Figure contents as structured data
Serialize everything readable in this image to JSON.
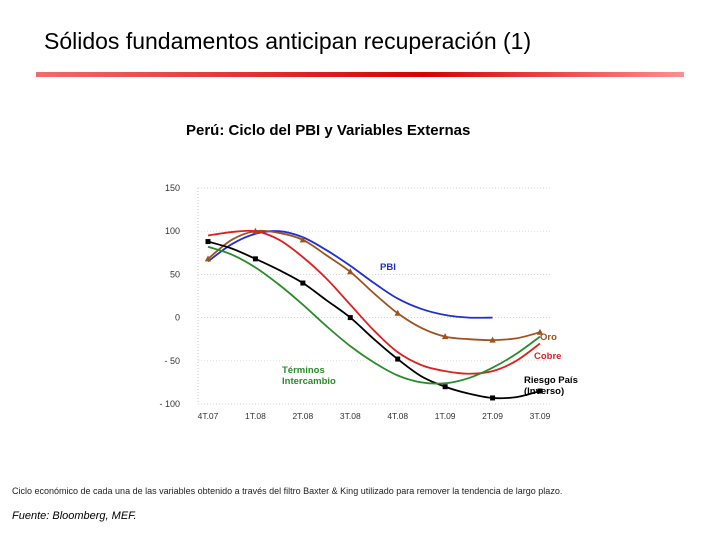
{
  "slide": {
    "title": "Sólidos fundamentos anticipan recuperación (1)",
    "footnote": "Ciclo económico de cada una de las variables obtenido a través del filtro Baxter & King utilizado para remover la tendencia de largo plazo.",
    "source": "Fuente: Bloomberg, MEF.",
    "rule_color": "#d90000"
  },
  "chart_data": {
    "type": "line",
    "title": "Perú: Ciclo del PBI y Variables Externas",
    "xlabel": "",
    "ylabel": "",
    "categories": [
      "4T.07",
      "1T.08",
      "2T.08",
      "3T.08",
      "4T.08",
      "1T.09",
      "2T.09",
      "3T.09"
    ],
    "ylim": [
      -100,
      150
    ],
    "yticks": [
      150,
      100,
      50,
      0,
      -50,
      -100
    ],
    "ytick_labels": [
      "150",
      "100",
      "50",
      "0",
      "- 50",
      "- 100"
    ],
    "grid": true,
    "series": [
      {
        "name": "PBI",
        "label_lines": [
          "PBI"
        ],
        "color": "#1f2fd4",
        "marker": "none",
        "x": [
          0,
          0.5,
          1,
          1.5,
          2,
          2.5,
          3,
          3.5,
          4,
          4.5,
          5,
          5.5,
          6
        ],
        "values": [
          65,
          85,
          97,
          100,
          93,
          78,
          60,
          40,
          22,
          10,
          3,
          0,
          0
        ]
      },
      {
        "name": "Oro",
        "label_lines": [
          "Oro"
        ],
        "color": "#a0521e",
        "marker": "triangle",
        "x": [
          0,
          0.5,
          1,
          1.5,
          2,
          2.5,
          3,
          3.5,
          4,
          4.5,
          5,
          5.5,
          6,
          6.5,
          7
        ],
        "values": [
          68,
          90,
          100,
          98,
          90,
          72,
          53,
          28,
          5,
          -12,
          -22,
          -25,
          -26,
          -24,
          -17
        ]
      },
      {
        "name": "Cobre",
        "label_lines": [
          "Cobre"
        ],
        "color": "#e02020",
        "marker": "none",
        "x": [
          0,
          0.5,
          1,
          1.5,
          2,
          2.5,
          3,
          3.5,
          4,
          4.5,
          5,
          5.5,
          6,
          6.5,
          7
        ],
        "values": [
          95,
          99,
          100,
          90,
          70,
          45,
          15,
          -15,
          -40,
          -55,
          -62,
          -65,
          -62,
          -50,
          -30
        ]
      },
      {
        "name": "Riesgo País (Inverso)",
        "label_lines": [
          "Riesgo País",
          "(Inverso)"
        ],
        "color": "#000000",
        "marker": "square",
        "x": [
          0,
          0.5,
          1,
          1.5,
          2,
          2.5,
          3,
          3.5,
          4,
          4.5,
          5,
          5.5,
          6,
          6.5,
          7
        ],
        "values": [
          88,
          80,
          68,
          55,
          40,
          20,
          0,
          -25,
          -48,
          -68,
          -80,
          -88,
          -93,
          -92,
          -85
        ]
      },
      {
        "name": "Términos Intercambio",
        "label_lines": [
          "Términos",
          "Intercambio"
        ],
        "color": "#2a8c2a",
        "marker": "none",
        "x": [
          0,
          0.5,
          1,
          1.5,
          2,
          2.5,
          3,
          3.5,
          4,
          4.5,
          5,
          5.5,
          6,
          6.5,
          7
        ],
        "values": [
          82,
          73,
          58,
          38,
          15,
          -10,
          -33,
          -52,
          -67,
          -75,
          -76,
          -70,
          -58,
          -42,
          -22
        ]
      }
    ]
  }
}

Work to be completed »
Leave the pictures out and print the records above exactly as they stand.

Output for this task »
Serialize everything readable in this image to JSON.
{
  "slide": {
    "title": "Sólidos fundamentos anticipan recuperación (1)",
    "footnote": "Ciclo económico de cada una de las variables obtenido a través del filtro Baxter & King utilizado para remover la tendencia de largo plazo.",
    "source": "Fuente: Bloomberg, MEF.",
    "rule_color": "#d90000"
  },
  "chart_data": {
    "type": "line",
    "title": "Perú: Ciclo del PBI y Variables Externas",
    "xlabel": "",
    "ylabel": "",
    "categories": [
      "4T.07",
      "1T.08",
      "2T.08",
      "3T.08",
      "4T.08",
      "1T.09",
      "2T.09",
      "3T.09"
    ],
    "ylim": [
      -100,
      150
    ],
    "yticks": [
      150,
      100,
      50,
      0,
      -50,
      -100
    ],
    "ytick_labels": [
      "150",
      "100",
      "50",
      "0",
      "- 50",
      "- 100"
    ],
    "grid": true,
    "series": [
      {
        "name": "PBI",
        "label_lines": [
          "PBI"
        ],
        "color": "#1f2fd4",
        "marker": "none",
        "x": [
          0,
          0.5,
          1,
          1.5,
          2,
          2.5,
          3,
          3.5,
          4,
          4.5,
          5,
          5.5,
          6
        ],
        "values": [
          65,
          85,
          97,
          100,
          93,
          78,
          60,
          40,
          22,
          10,
          3,
          0,
          0
        ]
      },
      {
        "name": "Oro",
        "label_lines": [
          "Oro"
        ],
        "color": "#a0521e",
        "marker": "triangle",
        "x": [
          0,
          0.5,
          1,
          1.5,
          2,
          2.5,
          3,
          3.5,
          4,
          4.5,
          5,
          5.5,
          6,
          6.5,
          7
        ],
        "values": [
          68,
          90,
          100,
          98,
          90,
          72,
          53,
          28,
          5,
          -12,
          -22,
          -25,
          -26,
          -24,
          -17
        ]
      },
      {
        "name": "Cobre",
        "label_lines": [
          "Cobre"
        ],
        "color": "#e02020",
        "marker": "none",
        "x": [
          0,
          0.5,
          1,
          1.5,
          2,
          2.5,
          3,
          3.5,
          4,
          4.5,
          5,
          5.5,
          6,
          6.5,
          7
        ],
        "values": [
          95,
          99,
          100,
          90,
          70,
          45,
          15,
          -15,
          -40,
          -55,
          -62,
          -65,
          -62,
          -50,
          -30
        ]
      },
      {
        "name": "Riesgo País (Inverso)",
        "label_lines": [
          "Riesgo País",
          "(Inverso)"
        ],
        "color": "#000000",
        "marker": "square",
        "x": [
          0,
          0.5,
          1,
          1.5,
          2,
          2.5,
          3,
          3.5,
          4,
          4.5,
          5,
          5.5,
          6,
          6.5,
          7
        ],
        "values": [
          88,
          80,
          68,
          55,
          40,
          20,
          0,
          -25,
          -48,
          -68,
          -80,
          -88,
          -93,
          -92,
          -85
        ]
      },
      {
        "name": "Términos Intercambio",
        "label_lines": [
          "Términos",
          "Intercambio"
        ],
        "color": "#2a8c2a",
        "marker": "none",
        "x": [
          0,
          0.5,
          1,
          1.5,
          2,
          2.5,
          3,
          3.5,
          4,
          4.5,
          5,
          5.5,
          6,
          6.5,
          7
        ],
        "values": [
          82,
          73,
          58,
          38,
          15,
          -10,
          -33,
          -52,
          -67,
          -75,
          -76,
          -70,
          -58,
          -42,
          -22
        ]
      }
    ]
  }
}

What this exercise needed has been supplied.